Supplied data start
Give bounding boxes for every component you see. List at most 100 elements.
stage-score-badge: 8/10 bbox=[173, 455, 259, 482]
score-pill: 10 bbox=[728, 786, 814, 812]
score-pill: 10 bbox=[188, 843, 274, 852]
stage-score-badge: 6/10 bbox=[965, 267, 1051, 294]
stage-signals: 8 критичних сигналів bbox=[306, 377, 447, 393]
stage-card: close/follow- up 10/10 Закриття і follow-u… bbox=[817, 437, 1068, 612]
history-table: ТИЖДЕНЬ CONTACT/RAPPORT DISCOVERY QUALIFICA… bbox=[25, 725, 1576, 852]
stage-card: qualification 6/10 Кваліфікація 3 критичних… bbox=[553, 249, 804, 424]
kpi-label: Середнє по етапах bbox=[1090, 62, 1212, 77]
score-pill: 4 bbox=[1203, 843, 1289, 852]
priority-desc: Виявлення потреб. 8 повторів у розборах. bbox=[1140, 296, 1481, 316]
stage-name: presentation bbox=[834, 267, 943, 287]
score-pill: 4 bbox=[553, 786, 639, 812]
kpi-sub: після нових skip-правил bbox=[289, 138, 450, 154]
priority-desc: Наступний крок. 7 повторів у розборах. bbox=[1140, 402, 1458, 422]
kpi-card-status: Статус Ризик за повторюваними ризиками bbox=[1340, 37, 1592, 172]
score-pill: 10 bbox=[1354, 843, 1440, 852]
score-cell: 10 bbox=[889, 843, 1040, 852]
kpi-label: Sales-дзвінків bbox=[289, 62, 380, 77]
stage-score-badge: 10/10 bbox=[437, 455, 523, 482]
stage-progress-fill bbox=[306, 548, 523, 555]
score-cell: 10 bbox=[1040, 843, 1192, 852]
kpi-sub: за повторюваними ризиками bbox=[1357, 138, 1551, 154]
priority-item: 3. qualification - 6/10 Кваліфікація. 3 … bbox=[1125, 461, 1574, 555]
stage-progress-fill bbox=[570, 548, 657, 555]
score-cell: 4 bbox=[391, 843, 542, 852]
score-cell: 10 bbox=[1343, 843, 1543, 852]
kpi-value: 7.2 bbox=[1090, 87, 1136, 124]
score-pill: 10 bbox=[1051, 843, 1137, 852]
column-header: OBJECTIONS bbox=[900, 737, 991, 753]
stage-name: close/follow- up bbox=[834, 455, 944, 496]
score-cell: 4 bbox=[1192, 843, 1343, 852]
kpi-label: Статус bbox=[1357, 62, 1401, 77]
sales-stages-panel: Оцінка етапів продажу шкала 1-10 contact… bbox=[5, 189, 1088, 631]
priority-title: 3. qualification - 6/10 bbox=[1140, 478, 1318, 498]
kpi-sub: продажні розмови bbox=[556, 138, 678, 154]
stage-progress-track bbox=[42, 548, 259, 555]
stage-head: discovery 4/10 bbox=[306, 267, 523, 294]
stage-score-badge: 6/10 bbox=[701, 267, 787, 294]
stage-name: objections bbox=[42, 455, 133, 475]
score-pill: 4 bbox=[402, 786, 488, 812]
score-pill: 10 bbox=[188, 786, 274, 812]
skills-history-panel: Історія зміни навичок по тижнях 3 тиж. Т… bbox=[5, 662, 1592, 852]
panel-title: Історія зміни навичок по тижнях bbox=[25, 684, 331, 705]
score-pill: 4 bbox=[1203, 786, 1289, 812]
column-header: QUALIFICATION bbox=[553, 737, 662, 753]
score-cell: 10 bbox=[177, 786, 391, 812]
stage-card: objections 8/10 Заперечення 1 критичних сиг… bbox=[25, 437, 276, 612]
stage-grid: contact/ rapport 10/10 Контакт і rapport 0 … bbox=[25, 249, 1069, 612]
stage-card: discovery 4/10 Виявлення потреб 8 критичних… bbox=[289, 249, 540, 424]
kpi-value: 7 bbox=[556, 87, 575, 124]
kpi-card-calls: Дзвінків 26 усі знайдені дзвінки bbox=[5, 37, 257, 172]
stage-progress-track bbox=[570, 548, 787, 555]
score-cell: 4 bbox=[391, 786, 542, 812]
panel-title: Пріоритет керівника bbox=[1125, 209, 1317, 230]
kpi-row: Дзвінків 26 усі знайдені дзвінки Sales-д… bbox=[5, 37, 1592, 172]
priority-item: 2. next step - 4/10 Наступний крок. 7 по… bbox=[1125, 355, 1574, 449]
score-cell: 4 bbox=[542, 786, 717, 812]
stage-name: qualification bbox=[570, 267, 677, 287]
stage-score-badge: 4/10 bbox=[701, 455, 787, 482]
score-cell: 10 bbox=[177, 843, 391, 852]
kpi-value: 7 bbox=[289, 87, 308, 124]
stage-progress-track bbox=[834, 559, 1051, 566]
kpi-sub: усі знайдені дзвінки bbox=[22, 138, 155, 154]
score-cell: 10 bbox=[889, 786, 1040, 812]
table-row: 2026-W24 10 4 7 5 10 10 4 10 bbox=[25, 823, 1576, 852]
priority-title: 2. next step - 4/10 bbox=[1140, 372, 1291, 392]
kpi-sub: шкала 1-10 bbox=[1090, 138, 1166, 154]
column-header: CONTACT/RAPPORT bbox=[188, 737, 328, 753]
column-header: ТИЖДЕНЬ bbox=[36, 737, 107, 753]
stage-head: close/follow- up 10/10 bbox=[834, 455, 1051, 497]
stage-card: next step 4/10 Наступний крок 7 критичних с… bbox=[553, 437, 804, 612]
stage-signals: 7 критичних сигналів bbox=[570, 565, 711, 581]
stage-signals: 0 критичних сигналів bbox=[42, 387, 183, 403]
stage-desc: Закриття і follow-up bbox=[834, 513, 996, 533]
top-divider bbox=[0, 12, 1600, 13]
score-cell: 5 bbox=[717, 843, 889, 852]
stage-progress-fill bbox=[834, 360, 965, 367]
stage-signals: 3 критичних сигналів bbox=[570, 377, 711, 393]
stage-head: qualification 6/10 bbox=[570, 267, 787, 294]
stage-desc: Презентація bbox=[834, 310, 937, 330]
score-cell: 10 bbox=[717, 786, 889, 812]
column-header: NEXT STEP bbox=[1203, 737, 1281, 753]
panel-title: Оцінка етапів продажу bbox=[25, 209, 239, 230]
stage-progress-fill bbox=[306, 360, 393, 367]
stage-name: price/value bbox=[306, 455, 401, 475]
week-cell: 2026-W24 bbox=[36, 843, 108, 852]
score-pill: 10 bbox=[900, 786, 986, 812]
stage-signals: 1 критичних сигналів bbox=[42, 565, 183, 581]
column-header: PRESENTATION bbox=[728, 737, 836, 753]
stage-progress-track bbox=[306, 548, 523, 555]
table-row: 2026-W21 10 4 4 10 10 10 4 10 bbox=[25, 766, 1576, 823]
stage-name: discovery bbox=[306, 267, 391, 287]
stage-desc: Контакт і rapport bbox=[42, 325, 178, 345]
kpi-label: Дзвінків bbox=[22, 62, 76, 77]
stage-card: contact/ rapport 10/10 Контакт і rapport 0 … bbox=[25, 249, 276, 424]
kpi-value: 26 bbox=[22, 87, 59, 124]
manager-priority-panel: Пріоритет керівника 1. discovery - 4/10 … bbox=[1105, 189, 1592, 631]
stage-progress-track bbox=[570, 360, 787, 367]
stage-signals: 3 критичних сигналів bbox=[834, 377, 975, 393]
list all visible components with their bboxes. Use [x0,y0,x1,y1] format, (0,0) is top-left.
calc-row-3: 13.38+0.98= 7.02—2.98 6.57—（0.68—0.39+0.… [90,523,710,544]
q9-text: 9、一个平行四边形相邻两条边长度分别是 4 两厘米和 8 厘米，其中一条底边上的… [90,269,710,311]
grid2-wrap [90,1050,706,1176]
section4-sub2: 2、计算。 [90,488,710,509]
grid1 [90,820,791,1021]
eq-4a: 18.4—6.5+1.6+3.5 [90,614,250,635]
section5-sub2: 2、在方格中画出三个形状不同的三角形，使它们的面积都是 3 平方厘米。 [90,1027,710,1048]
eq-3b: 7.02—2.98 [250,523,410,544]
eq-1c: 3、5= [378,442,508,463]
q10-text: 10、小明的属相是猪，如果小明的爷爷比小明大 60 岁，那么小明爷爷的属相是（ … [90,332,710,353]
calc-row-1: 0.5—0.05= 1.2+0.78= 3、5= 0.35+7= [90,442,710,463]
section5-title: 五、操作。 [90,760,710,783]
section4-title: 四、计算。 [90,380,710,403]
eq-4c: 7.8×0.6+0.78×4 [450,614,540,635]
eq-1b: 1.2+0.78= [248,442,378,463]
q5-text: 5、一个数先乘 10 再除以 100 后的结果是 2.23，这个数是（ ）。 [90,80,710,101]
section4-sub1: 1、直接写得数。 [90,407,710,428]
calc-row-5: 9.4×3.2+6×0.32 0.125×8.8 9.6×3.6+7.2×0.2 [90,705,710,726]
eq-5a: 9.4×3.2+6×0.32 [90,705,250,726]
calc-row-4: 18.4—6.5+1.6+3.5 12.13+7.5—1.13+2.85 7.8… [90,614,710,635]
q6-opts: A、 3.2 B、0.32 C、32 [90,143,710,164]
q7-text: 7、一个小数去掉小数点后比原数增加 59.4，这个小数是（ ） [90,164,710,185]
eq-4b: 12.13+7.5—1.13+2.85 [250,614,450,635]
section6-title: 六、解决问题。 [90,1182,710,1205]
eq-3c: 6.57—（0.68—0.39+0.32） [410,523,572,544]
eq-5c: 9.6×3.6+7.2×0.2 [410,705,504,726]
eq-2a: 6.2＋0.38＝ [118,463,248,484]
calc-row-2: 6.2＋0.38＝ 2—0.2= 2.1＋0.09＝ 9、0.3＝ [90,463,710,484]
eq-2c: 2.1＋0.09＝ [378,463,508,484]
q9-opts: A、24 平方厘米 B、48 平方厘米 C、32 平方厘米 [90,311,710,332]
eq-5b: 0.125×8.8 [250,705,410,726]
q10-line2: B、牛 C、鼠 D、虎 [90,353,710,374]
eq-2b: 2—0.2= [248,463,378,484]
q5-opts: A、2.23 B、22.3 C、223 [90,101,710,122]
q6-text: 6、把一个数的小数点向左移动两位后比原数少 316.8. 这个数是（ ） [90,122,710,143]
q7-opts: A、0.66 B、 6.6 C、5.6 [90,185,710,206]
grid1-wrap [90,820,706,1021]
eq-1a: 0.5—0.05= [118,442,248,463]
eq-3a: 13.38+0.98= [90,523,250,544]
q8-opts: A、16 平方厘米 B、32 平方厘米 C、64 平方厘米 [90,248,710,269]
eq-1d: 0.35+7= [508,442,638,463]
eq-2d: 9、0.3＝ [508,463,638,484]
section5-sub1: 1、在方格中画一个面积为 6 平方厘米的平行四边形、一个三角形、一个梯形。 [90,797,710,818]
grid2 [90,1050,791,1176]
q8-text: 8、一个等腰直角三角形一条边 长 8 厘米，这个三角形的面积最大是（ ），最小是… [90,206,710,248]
Supplied data end
§ **Goal**: Copy out the lines verbatim, from the first line through the line containing "kpi-label: Середнє по", inclusive.

§ **Written response**:
Give bounding boxes for every component you see. List at most 100 elements.
stage-score-badge: 8/10 bbox=[173, 455, 259, 482]
score-pill: 10 bbox=[728, 786, 814, 812]
score-pill: 10 bbox=[188, 843, 274, 852]
stage-score-badge: 6/10 bbox=[965, 267, 1051, 294]
stage-signals: 8 критичних сигналів bbox=[306, 377, 447, 393]
stage-card: close/follow- up 10/10 Закриття і follow-u… bbox=[817, 437, 1068, 612]
history-table: ТИЖДЕНЬ CONTACT/RAPPORT DISCOVERY QUALIFICA… bbox=[25, 725, 1576, 852]
stage-card: qualification 6/10 Кваліфікація 3 критичних… bbox=[553, 249, 804, 424]
kpi-label: Середнє по етапах bbox=[1090, 62, 1212, 77]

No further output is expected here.